-- BEGIN --

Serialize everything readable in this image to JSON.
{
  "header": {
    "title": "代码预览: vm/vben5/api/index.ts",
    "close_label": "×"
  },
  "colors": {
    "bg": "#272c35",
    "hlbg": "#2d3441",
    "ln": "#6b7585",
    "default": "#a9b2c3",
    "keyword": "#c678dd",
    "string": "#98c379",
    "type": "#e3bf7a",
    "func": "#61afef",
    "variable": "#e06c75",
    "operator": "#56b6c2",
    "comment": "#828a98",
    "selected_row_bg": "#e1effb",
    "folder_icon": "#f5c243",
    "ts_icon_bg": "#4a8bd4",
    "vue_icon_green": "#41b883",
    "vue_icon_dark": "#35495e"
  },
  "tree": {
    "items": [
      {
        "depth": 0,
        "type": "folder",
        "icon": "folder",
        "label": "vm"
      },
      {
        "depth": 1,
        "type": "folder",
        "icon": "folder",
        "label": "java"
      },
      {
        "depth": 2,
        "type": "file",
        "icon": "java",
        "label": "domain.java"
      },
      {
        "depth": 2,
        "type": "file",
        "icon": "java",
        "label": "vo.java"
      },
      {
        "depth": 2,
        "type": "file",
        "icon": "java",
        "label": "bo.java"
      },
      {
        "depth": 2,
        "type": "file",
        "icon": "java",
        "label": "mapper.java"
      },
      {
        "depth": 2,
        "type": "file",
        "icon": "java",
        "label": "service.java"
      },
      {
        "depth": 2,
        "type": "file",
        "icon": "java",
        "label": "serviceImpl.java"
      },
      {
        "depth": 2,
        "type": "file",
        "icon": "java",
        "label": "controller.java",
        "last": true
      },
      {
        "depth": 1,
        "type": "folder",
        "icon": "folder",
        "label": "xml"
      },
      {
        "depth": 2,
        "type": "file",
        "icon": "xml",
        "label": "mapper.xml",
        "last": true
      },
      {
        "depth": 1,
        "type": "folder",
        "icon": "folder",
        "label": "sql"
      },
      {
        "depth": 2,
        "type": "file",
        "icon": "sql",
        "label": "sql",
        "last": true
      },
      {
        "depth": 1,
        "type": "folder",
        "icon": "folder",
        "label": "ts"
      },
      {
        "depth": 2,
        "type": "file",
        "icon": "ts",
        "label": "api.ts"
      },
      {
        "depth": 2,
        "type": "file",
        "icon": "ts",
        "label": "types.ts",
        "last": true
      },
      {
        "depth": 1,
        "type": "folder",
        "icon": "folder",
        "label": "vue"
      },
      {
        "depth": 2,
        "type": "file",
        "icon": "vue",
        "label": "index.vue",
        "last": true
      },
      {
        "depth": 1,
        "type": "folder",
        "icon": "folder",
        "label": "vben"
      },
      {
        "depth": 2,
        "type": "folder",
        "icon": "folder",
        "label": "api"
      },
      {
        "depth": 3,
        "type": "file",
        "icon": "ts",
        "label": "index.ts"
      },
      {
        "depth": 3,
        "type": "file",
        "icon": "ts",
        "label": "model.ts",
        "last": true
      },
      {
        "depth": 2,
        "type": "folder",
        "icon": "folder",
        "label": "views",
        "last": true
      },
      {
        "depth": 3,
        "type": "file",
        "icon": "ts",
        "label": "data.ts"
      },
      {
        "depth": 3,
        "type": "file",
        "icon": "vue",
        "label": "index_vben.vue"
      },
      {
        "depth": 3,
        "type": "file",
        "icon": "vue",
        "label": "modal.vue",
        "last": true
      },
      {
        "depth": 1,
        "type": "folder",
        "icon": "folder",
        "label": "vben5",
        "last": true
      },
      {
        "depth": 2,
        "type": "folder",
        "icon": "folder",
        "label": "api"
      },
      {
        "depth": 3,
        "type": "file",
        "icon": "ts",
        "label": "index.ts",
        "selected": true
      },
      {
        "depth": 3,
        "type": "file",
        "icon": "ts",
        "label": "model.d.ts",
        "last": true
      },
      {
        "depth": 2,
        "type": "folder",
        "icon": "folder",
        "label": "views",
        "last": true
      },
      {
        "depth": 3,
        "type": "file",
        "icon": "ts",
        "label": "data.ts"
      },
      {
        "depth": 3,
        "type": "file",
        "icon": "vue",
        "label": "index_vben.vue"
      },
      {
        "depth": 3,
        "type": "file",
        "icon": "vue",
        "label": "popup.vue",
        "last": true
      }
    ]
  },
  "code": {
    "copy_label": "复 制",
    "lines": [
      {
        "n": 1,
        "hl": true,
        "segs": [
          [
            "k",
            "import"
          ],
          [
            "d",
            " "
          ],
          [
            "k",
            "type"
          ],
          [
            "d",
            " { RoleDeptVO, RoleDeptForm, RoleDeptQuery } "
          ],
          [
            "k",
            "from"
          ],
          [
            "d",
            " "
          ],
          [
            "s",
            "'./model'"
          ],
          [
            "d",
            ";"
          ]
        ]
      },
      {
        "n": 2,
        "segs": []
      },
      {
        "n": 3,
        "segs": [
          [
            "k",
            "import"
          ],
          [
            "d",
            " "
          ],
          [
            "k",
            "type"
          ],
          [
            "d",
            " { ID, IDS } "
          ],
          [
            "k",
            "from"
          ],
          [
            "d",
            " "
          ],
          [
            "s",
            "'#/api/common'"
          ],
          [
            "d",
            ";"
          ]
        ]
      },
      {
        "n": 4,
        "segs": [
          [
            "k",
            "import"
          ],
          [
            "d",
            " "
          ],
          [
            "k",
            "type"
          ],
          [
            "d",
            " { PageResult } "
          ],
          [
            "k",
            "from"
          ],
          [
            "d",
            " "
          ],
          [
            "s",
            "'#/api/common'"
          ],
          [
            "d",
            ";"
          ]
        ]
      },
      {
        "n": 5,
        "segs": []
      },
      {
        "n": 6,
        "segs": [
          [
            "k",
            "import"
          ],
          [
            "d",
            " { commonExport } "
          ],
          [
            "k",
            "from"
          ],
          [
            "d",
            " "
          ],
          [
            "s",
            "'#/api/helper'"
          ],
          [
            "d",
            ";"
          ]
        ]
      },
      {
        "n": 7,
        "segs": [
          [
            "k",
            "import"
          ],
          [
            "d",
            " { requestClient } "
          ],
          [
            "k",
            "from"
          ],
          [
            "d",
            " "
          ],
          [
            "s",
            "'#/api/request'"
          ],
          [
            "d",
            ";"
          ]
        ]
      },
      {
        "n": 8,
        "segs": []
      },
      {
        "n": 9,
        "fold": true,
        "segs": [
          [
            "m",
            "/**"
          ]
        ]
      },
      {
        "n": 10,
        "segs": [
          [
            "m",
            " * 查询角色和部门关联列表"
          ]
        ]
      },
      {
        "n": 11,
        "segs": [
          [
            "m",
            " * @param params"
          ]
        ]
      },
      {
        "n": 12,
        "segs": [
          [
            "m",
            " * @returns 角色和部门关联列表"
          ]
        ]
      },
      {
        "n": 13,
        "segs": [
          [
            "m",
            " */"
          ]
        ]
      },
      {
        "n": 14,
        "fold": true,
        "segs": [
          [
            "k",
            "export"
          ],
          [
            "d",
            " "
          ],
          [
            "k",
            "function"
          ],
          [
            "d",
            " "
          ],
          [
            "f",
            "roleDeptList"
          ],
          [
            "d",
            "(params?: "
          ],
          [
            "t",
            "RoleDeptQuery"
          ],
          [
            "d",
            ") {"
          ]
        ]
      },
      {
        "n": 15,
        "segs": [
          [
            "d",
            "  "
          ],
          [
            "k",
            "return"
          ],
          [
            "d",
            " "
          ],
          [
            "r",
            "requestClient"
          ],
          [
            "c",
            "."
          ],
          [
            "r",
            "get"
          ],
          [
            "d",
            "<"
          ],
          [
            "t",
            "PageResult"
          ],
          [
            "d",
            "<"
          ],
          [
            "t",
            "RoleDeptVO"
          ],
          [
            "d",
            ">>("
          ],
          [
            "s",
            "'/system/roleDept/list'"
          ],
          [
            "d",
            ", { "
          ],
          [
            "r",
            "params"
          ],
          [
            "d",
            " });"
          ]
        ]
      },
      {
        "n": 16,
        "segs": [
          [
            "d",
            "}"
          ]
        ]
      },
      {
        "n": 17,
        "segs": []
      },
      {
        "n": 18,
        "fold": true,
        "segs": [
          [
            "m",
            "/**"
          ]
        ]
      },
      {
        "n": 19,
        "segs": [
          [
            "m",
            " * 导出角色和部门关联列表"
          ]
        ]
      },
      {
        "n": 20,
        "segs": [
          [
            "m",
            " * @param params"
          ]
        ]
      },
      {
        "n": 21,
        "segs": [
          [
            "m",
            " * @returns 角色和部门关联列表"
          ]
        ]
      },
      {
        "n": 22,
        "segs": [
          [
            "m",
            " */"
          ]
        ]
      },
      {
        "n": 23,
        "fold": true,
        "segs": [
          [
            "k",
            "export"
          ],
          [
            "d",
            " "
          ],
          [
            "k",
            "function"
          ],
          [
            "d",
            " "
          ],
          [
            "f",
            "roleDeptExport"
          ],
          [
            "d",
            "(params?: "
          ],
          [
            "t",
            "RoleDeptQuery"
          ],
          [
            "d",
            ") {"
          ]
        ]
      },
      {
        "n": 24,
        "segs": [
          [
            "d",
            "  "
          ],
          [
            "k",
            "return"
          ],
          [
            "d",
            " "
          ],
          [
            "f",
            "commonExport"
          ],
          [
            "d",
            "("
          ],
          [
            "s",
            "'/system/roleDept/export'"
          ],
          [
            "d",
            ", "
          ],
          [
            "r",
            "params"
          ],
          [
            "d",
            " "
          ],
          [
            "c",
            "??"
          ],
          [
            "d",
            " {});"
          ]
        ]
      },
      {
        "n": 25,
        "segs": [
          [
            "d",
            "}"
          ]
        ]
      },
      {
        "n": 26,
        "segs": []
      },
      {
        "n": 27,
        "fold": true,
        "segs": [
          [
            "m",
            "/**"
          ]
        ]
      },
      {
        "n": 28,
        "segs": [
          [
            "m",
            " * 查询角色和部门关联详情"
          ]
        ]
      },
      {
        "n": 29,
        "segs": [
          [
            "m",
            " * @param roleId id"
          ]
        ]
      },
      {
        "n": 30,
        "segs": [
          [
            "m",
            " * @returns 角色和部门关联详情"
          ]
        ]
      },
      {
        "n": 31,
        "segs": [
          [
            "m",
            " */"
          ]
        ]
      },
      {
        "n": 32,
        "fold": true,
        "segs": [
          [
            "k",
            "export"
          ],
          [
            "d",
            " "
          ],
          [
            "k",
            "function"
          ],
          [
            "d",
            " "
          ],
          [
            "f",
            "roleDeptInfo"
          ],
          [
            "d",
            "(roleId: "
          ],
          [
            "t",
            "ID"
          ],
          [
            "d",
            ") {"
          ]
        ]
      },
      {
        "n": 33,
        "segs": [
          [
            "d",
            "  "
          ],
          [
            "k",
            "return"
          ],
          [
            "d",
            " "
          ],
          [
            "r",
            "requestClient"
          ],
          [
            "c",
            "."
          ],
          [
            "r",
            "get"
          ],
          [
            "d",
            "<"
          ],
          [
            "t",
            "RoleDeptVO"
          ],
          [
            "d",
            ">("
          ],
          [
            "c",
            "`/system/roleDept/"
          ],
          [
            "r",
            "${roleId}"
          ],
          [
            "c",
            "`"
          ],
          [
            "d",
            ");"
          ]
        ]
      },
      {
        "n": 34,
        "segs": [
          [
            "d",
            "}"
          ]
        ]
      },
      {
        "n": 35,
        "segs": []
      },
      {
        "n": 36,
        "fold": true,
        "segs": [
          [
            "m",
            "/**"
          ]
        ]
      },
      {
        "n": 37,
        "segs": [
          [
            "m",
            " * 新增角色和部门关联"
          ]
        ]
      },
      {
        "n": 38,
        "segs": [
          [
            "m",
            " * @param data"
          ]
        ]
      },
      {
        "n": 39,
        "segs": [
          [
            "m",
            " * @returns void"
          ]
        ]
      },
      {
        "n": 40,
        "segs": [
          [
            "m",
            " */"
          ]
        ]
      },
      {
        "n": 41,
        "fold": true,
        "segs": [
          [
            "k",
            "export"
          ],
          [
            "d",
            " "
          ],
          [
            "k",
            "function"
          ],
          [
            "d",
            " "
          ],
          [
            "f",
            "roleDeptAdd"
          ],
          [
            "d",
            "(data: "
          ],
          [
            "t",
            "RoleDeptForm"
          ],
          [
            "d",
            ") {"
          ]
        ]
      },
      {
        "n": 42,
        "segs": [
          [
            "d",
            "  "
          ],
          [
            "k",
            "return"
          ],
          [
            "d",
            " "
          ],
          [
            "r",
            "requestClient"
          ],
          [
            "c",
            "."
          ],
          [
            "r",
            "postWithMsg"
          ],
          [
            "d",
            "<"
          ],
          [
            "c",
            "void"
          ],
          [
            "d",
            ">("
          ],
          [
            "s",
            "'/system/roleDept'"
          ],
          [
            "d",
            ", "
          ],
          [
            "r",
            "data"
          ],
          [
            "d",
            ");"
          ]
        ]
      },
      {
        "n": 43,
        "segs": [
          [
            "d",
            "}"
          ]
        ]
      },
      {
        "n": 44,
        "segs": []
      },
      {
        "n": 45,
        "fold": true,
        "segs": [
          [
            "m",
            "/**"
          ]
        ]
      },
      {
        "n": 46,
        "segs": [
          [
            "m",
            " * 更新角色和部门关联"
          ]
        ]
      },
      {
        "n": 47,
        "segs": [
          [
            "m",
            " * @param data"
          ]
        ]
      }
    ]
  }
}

-- END --

Among the lines above, count those containing the word "model" and give nothing but the result.

* [Answer to this problem] 3